Extracted records:
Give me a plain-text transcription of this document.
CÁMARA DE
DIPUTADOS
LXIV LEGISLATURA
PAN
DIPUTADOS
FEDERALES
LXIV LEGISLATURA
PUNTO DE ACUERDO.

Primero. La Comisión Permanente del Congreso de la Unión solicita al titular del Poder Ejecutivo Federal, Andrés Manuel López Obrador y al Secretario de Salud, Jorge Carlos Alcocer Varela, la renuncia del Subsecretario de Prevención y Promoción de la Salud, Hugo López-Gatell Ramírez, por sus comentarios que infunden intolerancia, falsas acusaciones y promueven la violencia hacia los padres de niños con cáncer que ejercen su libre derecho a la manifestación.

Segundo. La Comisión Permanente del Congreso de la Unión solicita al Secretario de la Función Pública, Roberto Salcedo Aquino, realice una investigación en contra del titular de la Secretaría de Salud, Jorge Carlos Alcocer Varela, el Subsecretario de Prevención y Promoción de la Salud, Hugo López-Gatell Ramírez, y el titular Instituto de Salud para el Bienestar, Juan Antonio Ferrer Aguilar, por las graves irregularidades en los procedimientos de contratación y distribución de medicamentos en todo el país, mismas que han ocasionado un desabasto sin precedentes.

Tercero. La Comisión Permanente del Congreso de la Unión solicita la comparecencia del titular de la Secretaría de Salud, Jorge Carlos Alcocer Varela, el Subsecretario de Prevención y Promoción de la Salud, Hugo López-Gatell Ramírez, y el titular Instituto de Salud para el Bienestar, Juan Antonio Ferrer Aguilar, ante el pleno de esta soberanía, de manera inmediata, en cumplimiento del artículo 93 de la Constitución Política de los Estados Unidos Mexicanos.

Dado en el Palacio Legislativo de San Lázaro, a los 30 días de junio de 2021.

What is being asked: Go through the records and print each one exactly.

Solution for this task:
Give me a plain-text transcription of this document.
CÁMARA DE
DIPUTADOS
LXIV LEGISLATURA
PAN
DIPUTADOS
FEDERALES
LXIV LEGISLATURA
PUNTO DE ACUERDO.

Primero. La Comisión Permanente del Congreso de la Unión solicita al titular del Poder Ejecutivo Federal, Andrés Manuel López Obrador y al Secretario de Salud, Jorge Carlos Alcocer Varela, la renuncia del Subsecretario de Prevención y Promoción de la Salud, Hugo López-Gatell Ramírez, por sus comentarios que infunden intolerancia, falsas acusaciones y promueven la violencia hacia los padres de niños con cáncer que ejercen su libre derecho a la manifestación.

Segundo. La Comisión Permanente del Congreso de la Unión solicita al Secretario de la Función Pública, Roberto Salcedo Aquino, realice una investigación en contra del titular de la Secretaría de Salud, Jorge Carlos Alcocer Varela, el Subsecretario de Prevención y Promoción de la Salud, Hugo López-Gatell Ramírez, y el titular Instituto de Salud para el Bienestar, Juan Antonio Ferrer Aguilar, por las graves irregularidades en los procedimientos de contratación y distribución de medicamentos en todo el país, mismas que han ocasionado un desabasto sin precedentes.

Tercero. La Comisión Permanente del Congreso de la Unión solicita la comparecencia del titular de la Secretaría de Salud, Jorge Carlos Alcocer Varela, el Subsecretario de Prevención y Promoción de la Salud, Hugo López-Gatell Ramírez, y el titular Instituto de Salud para el Bienestar, Juan Antonio Ferrer Aguilar, ante el pleno de esta soberanía, de manera inmediata, en cumplimiento del artículo 93 de la Constitución Política de los Estados Unidos Mexicanos.

Dado en el Palacio Legislativo de San Lázaro, a los 30 días de junio de 2021.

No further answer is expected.